## Task to carry out
Check each line of the records below for the word "pero" and copy those where it appears.

--------

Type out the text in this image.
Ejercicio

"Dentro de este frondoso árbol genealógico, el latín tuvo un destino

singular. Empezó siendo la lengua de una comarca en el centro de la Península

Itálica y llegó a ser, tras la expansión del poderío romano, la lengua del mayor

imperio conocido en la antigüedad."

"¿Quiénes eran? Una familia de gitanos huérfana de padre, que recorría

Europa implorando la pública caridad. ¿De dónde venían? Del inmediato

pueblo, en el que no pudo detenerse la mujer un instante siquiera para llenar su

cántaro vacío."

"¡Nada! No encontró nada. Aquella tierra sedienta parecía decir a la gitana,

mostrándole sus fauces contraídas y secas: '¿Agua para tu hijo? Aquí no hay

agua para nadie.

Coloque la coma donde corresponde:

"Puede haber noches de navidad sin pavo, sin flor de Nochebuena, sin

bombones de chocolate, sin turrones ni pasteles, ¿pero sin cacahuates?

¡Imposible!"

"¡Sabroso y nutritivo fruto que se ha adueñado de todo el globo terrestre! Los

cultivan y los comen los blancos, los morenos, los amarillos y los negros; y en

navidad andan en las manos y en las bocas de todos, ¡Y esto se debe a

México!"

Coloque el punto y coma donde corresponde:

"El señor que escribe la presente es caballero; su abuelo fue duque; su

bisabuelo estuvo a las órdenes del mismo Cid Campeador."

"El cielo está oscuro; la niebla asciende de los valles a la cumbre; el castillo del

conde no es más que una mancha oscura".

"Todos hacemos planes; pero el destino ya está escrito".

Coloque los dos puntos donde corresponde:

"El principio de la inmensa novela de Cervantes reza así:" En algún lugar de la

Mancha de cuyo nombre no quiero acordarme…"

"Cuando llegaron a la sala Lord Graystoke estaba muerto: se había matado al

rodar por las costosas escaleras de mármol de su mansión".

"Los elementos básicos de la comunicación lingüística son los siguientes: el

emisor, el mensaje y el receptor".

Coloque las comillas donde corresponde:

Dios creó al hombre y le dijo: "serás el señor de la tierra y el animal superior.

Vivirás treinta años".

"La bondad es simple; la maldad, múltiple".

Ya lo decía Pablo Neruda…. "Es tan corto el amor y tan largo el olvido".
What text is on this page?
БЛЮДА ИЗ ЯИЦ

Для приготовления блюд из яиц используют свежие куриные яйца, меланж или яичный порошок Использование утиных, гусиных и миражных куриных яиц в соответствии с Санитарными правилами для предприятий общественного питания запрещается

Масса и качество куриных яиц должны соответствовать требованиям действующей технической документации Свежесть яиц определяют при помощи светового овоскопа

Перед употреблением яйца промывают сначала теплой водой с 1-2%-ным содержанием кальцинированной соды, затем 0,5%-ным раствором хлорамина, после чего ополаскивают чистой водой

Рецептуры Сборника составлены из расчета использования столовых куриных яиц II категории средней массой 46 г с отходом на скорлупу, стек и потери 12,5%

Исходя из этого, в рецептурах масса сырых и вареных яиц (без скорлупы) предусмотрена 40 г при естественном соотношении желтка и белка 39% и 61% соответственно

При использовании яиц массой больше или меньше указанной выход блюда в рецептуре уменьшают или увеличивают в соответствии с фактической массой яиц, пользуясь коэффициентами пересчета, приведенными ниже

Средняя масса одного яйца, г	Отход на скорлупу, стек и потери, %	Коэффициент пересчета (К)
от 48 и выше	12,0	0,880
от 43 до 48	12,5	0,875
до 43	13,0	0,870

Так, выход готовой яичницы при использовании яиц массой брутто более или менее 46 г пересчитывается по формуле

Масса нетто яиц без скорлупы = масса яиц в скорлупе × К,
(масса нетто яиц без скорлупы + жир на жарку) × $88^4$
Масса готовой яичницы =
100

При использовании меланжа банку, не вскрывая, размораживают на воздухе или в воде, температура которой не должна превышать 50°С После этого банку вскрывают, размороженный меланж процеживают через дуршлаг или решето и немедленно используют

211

--------

## Output of the exercise
bombones de chocolate, sin turrones ni pasteles, ¿pero sin cacahuates?
"Todos hacemos planes; pero el destino ya está escrito".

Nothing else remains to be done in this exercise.